--- START OF Data shown ---

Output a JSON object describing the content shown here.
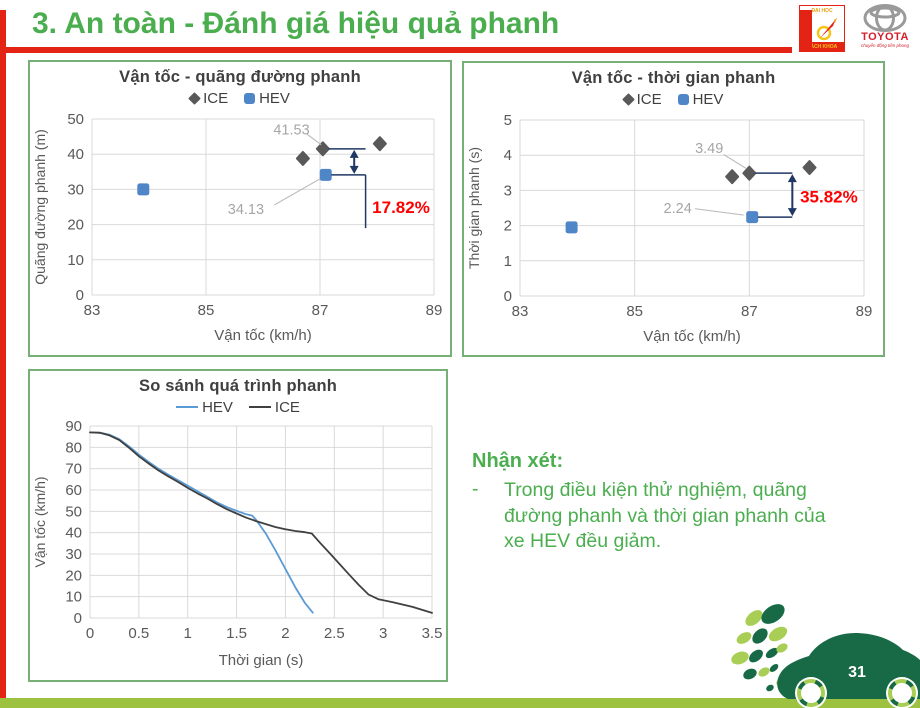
{
  "slide": {
    "title": "3. An toàn - Đánh giá hiệu quả phanh",
    "page_number": "31"
  },
  "logos": {
    "bachkhoa": {
      "line1": "ĐẠI HỌC",
      "line2": "BÁCH KHOA"
    },
    "toyota": {
      "name": "TOYOTA",
      "tagline": "chuyển động tiên phong"
    }
  },
  "comment": {
    "heading": "Nhận xét:",
    "bullet_dash": "-",
    "text": "Trong điều kiện thử nghiệm, quãng đường phanh và thời gian phanh của xe HEV đều giảm."
  },
  "chart_data": [
    {
      "id": "speed-distance",
      "type": "scatter",
      "title": "Vận tốc - quãng đường phanh",
      "xlabel": "Vận tốc (km/h)",
      "ylabel": "Quãng đường phanh (m)",
      "xlim": [
        83,
        89
      ],
      "ylim": [
        0,
        50
      ],
      "xticks": [
        83,
        85,
        87,
        89
      ],
      "yticks": [
        0,
        10,
        20,
        30,
        40,
        50
      ],
      "grid": true,
      "legend_position": "top",
      "series": [
        {
          "name": "ICE",
          "marker": "diamond",
          "color": "#595959",
          "points": [
            [
              86.7,
              38.8
            ],
            [
              87.05,
              41.53
            ],
            [
              88.05,
              43.0
            ]
          ]
        },
        {
          "name": "HEV",
          "marker": "square",
          "color": "#4e86c8",
          "points": [
            [
              83.9,
              30.0
            ],
            [
              87.1,
              34.13
            ]
          ]
        }
      ],
      "point_labels": [
        {
          "text": "41.53",
          "tx": 86.5,
          "ty": 47.0,
          "leader": [
            86.78,
            45.6,
            87.02,
            42.7
          ]
        },
        {
          "text": "34.13",
          "tx": 85.7,
          "ty": 24.5,
          "leader": [
            86.2,
            25.6,
            87.0,
            33.0
          ]
        }
      ],
      "annotation": {
        "label": "17.82%",
        "label_color": "#ff0000",
        "y_top": 41.53,
        "y_bot": 34.13,
        "x_start_top": 87.15,
        "x_start_bot": 87.2,
        "x_ext": 87.8,
        "x_arrow": 87.6,
        "drop_to": 19,
        "label_x": 87.88,
        "label_y": 25
      }
    },
    {
      "id": "speed-time",
      "type": "scatter",
      "title": "Vận tốc - thời gian phanh",
      "xlabel": "Vận tốc (km/h)",
      "ylabel": "Thời gian phanh (s)",
      "xlim": [
        83,
        89
      ],
      "ylim": [
        0,
        5
      ],
      "xticks": [
        83,
        85,
        87,
        89
      ],
      "yticks": [
        0,
        1,
        2,
        3,
        4,
        5
      ],
      "grid": true,
      "legend_position": "top",
      "series": [
        {
          "name": "ICE",
          "marker": "diamond",
          "color": "#595959",
          "points": [
            [
              86.7,
              3.39
            ],
            [
              87.0,
              3.49
            ],
            [
              88.05,
              3.65
            ]
          ]
        },
        {
          "name": "HEV",
          "marker": "square",
          "color": "#4e86c8",
          "points": [
            [
              83.9,
              1.95
            ],
            [
              87.05,
              2.24
            ]
          ]
        }
      ],
      "point_labels": [
        {
          "text": "3.49",
          "tx": 86.3,
          "ty": 4.2,
          "leader": [
            86.55,
            4.02,
            86.95,
            3.62
          ]
        },
        {
          "text": "2.24",
          "tx": 85.75,
          "ty": 2.5,
          "leader": [
            86.05,
            2.48,
            86.9,
            2.3
          ]
        }
      ],
      "annotation": {
        "label": "35.82%",
        "label_color": "#ff0000",
        "y_top": 3.49,
        "y_bot": 2.24,
        "x_start_top": 87.1,
        "x_start_bot": 87.15,
        "x_ext": 87.75,
        "x_arrow": 87.75,
        "drop_to": null,
        "label_x": 87.85,
        "label_y": 2.82
      }
    },
    {
      "id": "braking-comparison",
      "type": "line",
      "title": "So sánh quá trình phanh",
      "xlabel": "Thời gian (s)",
      "ylabel": "Vận tốc (km/h)",
      "xlim": [
        0,
        3.5
      ],
      "ylim": [
        0,
        90
      ],
      "xticks": [
        0,
        0.5,
        1,
        1.5,
        2,
        2.5,
        3,
        3.5
      ],
      "yticks": [
        0,
        10,
        20,
        30,
        40,
        50,
        60,
        70,
        80,
        90
      ],
      "grid": true,
      "legend_position": "top",
      "series": [
        {
          "name": "HEV",
          "color": "#5b9bd5",
          "points": [
            [
              0,
              87
            ],
            [
              0.1,
              86.9
            ],
            [
              0.2,
              85.9
            ],
            [
              0.3,
              83.8
            ],
            [
              0.4,
              80.4
            ],
            [
              0.5,
              76.6
            ],
            [
              0.6,
              73.2
            ],
            [
              0.7,
              70.0
            ],
            [
              0.8,
              67.2
            ],
            [
              0.9,
              64.6
            ],
            [
              1.0,
              62.0
            ],
            [
              1.1,
              59.4
            ],
            [
              1.2,
              56.8
            ],
            [
              1.3,
              54.2
            ],
            [
              1.4,
              52.0
            ],
            [
              1.5,
              50.2
            ],
            [
              1.6,
              48.6
            ],
            [
              1.66,
              48.0
            ],
            [
              1.7,
              46.0
            ],
            [
              1.8,
              39.5
            ],
            [
              1.9,
              31.5
            ],
            [
              2.0,
              23.0
            ],
            [
              2.1,
              14.5
            ],
            [
              2.2,
              7.0
            ],
            [
              2.28,
              2.5
            ]
          ]
        },
        {
          "name": "ICE",
          "color": "#404040",
          "points": [
            [
              0,
              87
            ],
            [
              0.1,
              86.8
            ],
            [
              0.2,
              85.6
            ],
            [
              0.3,
              83.4
            ],
            [
              0.4,
              79.8
            ],
            [
              0.5,
              75.8
            ],
            [
              0.6,
              72.4
            ],
            [
              0.7,
              69.2
            ],
            [
              0.8,
              66.4
            ],
            [
              0.9,
              63.8
            ],
            [
              1.0,
              61.0
            ],
            [
              1.1,
              58.4
            ],
            [
              1.2,
              56.0
            ],
            [
              1.3,
              53.4
            ],
            [
              1.4,
              51.0
            ],
            [
              1.5,
              49.0
            ],
            [
              1.6,
              47.0
            ],
            [
              1.7,
              45.4
            ],
            [
              1.8,
              44.0
            ],
            [
              1.9,
              42.6
            ],
            [
              2.0,
              41.6
            ],
            [
              2.1,
              40.8
            ],
            [
              2.2,
              40.2
            ],
            [
              2.27,
              39.6
            ],
            [
              2.35,
              35.5
            ],
            [
              2.45,
              30.5
            ],
            [
              2.55,
              25.5
            ],
            [
              2.65,
              20.5
            ],
            [
              2.75,
              15.5
            ],
            [
              2.85,
              11.0
            ],
            [
              2.95,
              8.8
            ],
            [
              3.1,
              7.4
            ],
            [
              3.3,
              5.2
            ],
            [
              3.5,
              2.4
            ]
          ]
        }
      ]
    }
  ]
}
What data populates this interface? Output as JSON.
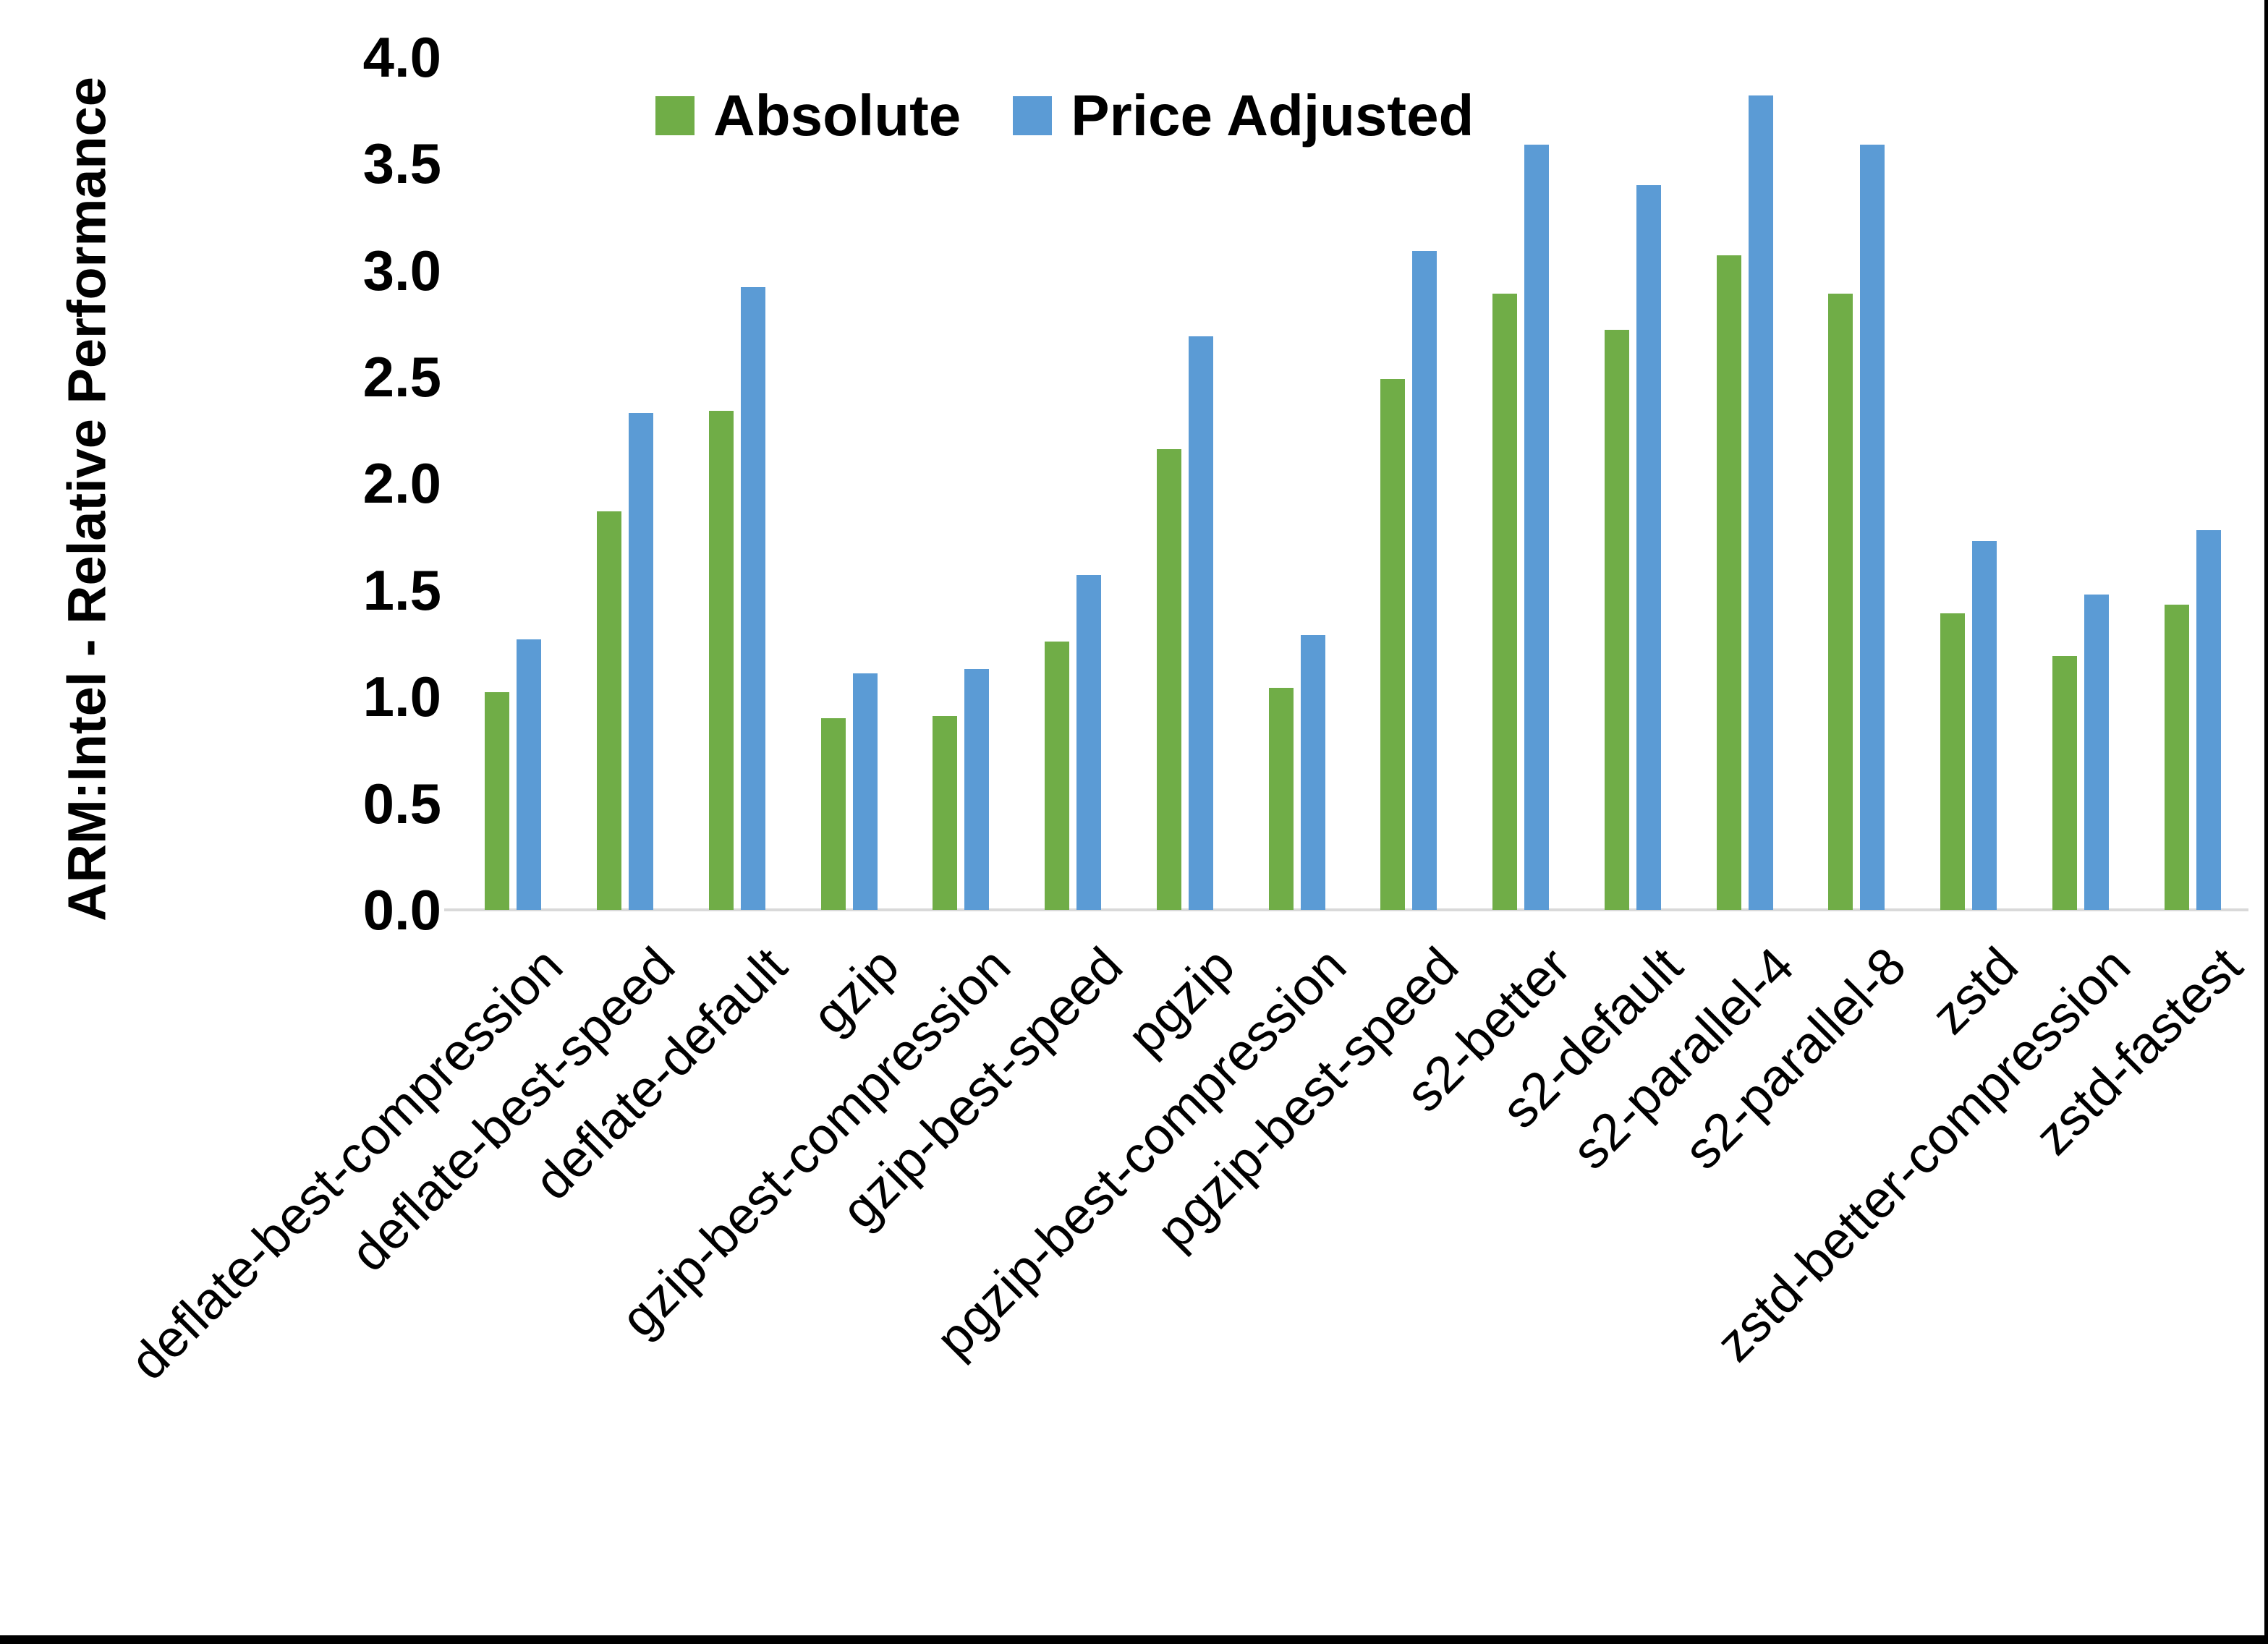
{
  "page": {
    "background": "#FFFFFF",
    "frame_border_color": "#000000"
  },
  "chart_data": {
    "type": "bar",
    "title": "",
    "xlabel": "",
    "ylabel": "ARM:Intel - Relative Performance",
    "ylim": [
      0.0,
      4.0
    ],
    "ytick_step": 0.5,
    "yticks": [
      0.0,
      0.5,
      1.0,
      1.5,
      2.0,
      2.5,
      3.0,
      3.5,
      4.0
    ],
    "ytick_labels": [
      "0.0",
      "0.5",
      "1.0",
      "1.5",
      "2.0",
      "2.5",
      "3.0",
      "3.5",
      "4.0"
    ],
    "grid": false,
    "legend_position": "top-center",
    "axis_line_color": "#D9D9D9",
    "text_color": "#000000",
    "categories": [
      "deflate-best-compression",
      "deflate-best-speed",
      "deflate-default",
      "gzip",
      "gzip-best-compression",
      "gzip-best-speed",
      "pgzip",
      "pgzip-best-compression",
      "pgzip-best-speed",
      "s2-better",
      "s2-default",
      "s2-parallel-4",
      "s2-parallel-8",
      "zstd",
      "zstd-better-compression",
      "zstd-fastest"
    ],
    "series": [
      {
        "name": "Absolute",
        "color": "#70AD47",
        "values": [
          1.02,
          1.87,
          2.34,
          0.9,
          0.91,
          1.26,
          2.16,
          1.04,
          2.49,
          2.89,
          2.72,
          3.07,
          2.89,
          1.39,
          1.19,
          1.43
        ]
      },
      {
        "name": "Price Adjusted",
        "color": "#5B9BD5",
        "values": [
          1.27,
          2.33,
          2.92,
          1.11,
          1.13,
          1.57,
          2.69,
          1.29,
          3.09,
          3.59,
          3.4,
          3.82,
          3.59,
          1.73,
          1.48,
          1.78
        ]
      }
    ]
  }
}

--- END OF Data shown ---

What is expected. Output the line that contains "What data populates" and every subsequent line through the end of the entries, exactly as given, without pictures.

Task solution.
What data populates this interface? Output as JSON.
{
  "page": {
    "background": "#FFFFFF",
    "frame_border_color": "#000000"
  },
  "chart_data": {
    "type": "bar",
    "title": "",
    "xlabel": "",
    "ylabel": "ARM:Intel - Relative Performance",
    "ylim": [
      0.0,
      4.0
    ],
    "ytick_step": 0.5,
    "yticks": [
      0.0,
      0.5,
      1.0,
      1.5,
      2.0,
      2.5,
      3.0,
      3.5,
      4.0
    ],
    "ytick_labels": [
      "0.0",
      "0.5",
      "1.0",
      "1.5",
      "2.0",
      "2.5",
      "3.0",
      "3.5",
      "4.0"
    ],
    "grid": false,
    "legend_position": "top-center",
    "axis_line_color": "#D9D9D9",
    "text_color": "#000000",
    "categories": [
      "deflate-best-compression",
      "deflate-best-speed",
      "deflate-default",
      "gzip",
      "gzip-best-compression",
      "gzip-best-speed",
      "pgzip",
      "pgzip-best-compression",
      "pgzip-best-speed",
      "s2-better",
      "s2-default",
      "s2-parallel-4",
      "s2-parallel-8",
      "zstd",
      "zstd-better-compression",
      "zstd-fastest"
    ],
    "series": [
      {
        "name": "Absolute",
        "color": "#70AD47",
        "values": [
          1.02,
          1.87,
          2.34,
          0.9,
          0.91,
          1.26,
          2.16,
          1.04,
          2.49,
          2.89,
          2.72,
          3.07,
          2.89,
          1.39,
          1.19,
          1.43
        ]
      },
      {
        "name": "Price Adjusted",
        "color": "#5B9BD5",
        "values": [
          1.27,
          2.33,
          2.92,
          1.11,
          1.13,
          1.57,
          2.69,
          1.29,
          3.09,
          3.59,
          3.4,
          3.82,
          3.59,
          1.73,
          1.48,
          1.78
        ]
      }
    ]
  }
}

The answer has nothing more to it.